** Input **
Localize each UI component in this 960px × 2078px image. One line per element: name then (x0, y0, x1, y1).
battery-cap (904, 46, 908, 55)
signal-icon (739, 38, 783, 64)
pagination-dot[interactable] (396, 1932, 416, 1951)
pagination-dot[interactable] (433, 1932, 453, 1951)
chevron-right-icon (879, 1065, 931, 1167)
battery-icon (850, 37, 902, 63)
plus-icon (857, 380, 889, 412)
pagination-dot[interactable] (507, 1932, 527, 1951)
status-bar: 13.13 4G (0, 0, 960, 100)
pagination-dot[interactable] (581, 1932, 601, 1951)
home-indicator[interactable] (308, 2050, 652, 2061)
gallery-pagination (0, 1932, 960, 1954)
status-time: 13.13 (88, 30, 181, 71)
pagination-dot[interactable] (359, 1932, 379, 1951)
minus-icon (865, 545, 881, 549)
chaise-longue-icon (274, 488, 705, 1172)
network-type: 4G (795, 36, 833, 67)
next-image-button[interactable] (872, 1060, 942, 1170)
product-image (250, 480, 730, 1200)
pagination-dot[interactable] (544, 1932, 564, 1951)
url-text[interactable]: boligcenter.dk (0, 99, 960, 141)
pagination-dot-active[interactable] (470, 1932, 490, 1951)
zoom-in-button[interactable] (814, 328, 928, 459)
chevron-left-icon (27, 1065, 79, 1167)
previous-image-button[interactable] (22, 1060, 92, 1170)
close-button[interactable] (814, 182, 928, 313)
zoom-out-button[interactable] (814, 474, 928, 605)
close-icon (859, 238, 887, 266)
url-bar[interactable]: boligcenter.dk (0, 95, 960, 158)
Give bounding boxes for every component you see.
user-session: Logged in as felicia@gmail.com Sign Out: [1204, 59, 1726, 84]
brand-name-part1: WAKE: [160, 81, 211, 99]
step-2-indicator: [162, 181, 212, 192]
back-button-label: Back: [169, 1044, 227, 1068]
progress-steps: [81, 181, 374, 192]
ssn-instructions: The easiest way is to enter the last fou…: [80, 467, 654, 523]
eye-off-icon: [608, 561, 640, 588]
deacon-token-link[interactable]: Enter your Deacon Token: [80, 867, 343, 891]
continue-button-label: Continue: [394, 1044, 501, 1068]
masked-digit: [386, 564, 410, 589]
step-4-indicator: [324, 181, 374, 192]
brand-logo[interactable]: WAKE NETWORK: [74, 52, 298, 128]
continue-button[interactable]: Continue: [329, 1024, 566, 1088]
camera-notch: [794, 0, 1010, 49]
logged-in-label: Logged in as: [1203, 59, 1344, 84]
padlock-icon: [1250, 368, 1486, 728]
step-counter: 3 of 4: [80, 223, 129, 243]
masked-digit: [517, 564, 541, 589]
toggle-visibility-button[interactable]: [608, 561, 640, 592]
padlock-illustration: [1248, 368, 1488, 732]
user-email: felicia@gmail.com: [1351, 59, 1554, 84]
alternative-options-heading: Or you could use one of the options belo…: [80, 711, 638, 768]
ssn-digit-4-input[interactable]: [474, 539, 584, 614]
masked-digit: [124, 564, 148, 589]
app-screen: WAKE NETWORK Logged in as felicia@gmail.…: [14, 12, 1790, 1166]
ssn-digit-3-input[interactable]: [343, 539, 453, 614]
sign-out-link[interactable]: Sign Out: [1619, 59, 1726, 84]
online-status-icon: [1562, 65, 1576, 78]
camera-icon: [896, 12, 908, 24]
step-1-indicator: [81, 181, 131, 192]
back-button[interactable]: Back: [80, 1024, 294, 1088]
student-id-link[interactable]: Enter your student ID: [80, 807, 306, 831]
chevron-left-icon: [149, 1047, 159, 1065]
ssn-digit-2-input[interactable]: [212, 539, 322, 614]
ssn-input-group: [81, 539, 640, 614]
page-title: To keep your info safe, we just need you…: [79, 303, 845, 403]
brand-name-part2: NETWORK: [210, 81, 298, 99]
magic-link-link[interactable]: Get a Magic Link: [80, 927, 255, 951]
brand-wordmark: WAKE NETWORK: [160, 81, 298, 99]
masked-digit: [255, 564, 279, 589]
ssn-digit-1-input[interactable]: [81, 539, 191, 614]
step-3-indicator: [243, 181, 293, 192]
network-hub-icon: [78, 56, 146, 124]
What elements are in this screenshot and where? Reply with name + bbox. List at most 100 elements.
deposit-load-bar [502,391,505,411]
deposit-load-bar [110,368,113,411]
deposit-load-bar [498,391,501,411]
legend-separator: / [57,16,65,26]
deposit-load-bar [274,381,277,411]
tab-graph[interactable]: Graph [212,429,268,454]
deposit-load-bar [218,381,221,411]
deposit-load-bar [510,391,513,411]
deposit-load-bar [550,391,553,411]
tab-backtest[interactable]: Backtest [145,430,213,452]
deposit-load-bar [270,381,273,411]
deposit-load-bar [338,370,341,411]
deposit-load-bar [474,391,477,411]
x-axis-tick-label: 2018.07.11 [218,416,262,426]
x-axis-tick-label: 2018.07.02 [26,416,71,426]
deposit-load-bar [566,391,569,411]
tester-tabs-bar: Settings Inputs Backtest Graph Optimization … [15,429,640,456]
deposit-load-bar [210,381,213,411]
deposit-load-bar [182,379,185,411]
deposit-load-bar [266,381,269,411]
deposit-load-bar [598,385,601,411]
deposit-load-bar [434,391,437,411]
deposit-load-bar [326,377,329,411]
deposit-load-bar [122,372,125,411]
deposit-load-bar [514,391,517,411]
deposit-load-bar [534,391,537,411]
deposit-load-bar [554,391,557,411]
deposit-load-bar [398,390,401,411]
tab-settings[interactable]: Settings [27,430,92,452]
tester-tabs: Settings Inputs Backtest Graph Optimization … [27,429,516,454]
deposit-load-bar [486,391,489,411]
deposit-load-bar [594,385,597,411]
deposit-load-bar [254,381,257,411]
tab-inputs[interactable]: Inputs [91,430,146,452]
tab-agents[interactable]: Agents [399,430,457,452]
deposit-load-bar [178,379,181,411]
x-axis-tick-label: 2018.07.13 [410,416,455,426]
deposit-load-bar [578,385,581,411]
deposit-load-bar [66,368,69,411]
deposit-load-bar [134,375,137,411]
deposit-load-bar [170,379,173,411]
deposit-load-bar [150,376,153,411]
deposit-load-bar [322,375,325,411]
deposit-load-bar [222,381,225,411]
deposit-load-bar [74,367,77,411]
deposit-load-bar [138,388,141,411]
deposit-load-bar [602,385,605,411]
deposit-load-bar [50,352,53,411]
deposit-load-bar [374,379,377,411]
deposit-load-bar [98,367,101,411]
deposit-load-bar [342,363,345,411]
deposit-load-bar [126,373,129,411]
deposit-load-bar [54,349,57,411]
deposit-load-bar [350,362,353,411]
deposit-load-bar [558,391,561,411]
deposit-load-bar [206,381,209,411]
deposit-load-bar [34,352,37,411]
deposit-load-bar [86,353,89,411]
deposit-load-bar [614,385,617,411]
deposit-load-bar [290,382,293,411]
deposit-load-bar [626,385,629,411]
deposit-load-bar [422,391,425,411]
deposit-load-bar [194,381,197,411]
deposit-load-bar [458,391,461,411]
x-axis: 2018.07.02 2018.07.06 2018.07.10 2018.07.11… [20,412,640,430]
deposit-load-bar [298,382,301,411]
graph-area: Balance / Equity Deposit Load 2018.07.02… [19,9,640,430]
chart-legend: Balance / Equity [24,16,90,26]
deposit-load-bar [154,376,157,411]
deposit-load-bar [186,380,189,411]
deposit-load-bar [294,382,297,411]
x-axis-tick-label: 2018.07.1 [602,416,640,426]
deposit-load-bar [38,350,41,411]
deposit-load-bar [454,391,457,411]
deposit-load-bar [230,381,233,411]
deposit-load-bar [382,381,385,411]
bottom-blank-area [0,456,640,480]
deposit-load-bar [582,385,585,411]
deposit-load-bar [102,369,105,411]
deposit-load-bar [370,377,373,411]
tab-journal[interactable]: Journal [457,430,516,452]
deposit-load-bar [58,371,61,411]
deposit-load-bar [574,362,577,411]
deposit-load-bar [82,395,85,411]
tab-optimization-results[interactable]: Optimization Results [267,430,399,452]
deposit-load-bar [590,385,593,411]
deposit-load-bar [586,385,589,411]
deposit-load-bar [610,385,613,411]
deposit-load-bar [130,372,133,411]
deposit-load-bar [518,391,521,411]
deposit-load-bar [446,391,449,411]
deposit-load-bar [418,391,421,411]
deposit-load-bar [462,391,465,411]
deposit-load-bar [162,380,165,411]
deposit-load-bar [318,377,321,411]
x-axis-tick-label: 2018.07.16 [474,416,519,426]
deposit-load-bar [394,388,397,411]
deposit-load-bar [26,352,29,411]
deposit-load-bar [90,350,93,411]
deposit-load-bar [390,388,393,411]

** Instructions for the task **
Copy out, word for word, the stretch of entries from the very first line through the line containing "pagination-dot[interactable] (581, 1932, 601, 1951)", including both of those lines.

** Output of the task **
Localize each UI component in this 960px × 2078px image. One line per element: name then (x0, y0, x1, y1).
battery-cap (904, 46, 908, 55)
signal-icon (739, 38, 783, 64)
pagination-dot[interactable] (396, 1932, 416, 1951)
pagination-dot[interactable] (433, 1932, 453, 1951)
chevron-right-icon (879, 1065, 931, 1167)
battery-icon (850, 37, 902, 63)
plus-icon (857, 380, 889, 412)
pagination-dot[interactable] (507, 1932, 527, 1951)
status-bar: 13.13 4G (0, 0, 960, 100)
pagination-dot[interactable] (581, 1932, 601, 1951)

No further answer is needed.